▶ Required work:
Select and reproduce each line of the listing below that bears the string "title".

»»

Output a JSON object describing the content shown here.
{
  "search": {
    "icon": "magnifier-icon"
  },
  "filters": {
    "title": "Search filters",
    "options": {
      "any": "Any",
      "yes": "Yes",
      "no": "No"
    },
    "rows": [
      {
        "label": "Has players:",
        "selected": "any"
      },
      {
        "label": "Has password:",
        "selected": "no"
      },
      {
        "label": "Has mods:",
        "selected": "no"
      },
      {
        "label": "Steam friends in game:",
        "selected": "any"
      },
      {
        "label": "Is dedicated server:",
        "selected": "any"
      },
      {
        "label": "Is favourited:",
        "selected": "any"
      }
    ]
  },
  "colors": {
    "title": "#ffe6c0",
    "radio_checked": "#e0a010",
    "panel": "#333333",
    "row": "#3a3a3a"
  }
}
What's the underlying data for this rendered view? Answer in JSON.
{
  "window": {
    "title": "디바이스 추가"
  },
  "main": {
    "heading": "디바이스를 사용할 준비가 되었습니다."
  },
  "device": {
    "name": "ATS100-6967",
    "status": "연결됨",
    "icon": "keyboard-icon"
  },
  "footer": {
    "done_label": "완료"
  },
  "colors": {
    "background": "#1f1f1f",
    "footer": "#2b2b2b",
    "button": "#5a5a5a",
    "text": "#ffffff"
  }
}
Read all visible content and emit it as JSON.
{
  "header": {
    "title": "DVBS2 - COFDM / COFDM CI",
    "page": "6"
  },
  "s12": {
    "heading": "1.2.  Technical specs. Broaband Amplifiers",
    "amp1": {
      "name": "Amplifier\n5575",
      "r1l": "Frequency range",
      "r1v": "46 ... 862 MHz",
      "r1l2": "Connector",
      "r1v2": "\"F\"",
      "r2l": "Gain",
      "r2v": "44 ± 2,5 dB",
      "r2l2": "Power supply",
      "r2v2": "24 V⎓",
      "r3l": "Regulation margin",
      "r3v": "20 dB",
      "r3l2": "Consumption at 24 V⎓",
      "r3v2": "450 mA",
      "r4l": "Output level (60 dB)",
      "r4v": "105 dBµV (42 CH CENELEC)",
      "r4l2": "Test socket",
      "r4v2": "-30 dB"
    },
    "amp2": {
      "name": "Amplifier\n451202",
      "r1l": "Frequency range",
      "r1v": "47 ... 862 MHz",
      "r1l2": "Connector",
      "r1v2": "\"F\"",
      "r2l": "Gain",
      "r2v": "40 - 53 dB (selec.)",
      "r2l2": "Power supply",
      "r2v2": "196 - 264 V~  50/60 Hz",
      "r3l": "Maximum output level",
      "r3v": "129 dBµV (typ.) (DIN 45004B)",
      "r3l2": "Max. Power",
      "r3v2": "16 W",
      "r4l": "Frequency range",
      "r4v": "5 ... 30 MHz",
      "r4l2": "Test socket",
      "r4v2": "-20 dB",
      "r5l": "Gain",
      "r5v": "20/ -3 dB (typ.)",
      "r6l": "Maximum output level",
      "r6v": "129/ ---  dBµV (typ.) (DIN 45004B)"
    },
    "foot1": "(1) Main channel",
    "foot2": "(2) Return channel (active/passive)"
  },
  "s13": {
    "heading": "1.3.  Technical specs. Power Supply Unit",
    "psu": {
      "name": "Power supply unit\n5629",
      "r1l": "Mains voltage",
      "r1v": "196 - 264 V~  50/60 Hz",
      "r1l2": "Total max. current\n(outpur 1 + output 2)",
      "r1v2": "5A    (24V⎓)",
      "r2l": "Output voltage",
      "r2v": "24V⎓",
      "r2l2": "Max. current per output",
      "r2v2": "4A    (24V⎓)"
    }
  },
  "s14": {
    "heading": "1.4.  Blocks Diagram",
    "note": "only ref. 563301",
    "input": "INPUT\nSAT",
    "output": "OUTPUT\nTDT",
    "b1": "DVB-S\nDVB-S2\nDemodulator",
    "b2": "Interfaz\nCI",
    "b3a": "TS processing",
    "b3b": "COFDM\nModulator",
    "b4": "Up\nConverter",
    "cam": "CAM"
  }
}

««

▶ Written response:
    "title": "Search filters",
    "title": "#ffe6c0",
    "title": "디바이스 추가"
    "title": "DVBS2 - COFDM / COFDM CI",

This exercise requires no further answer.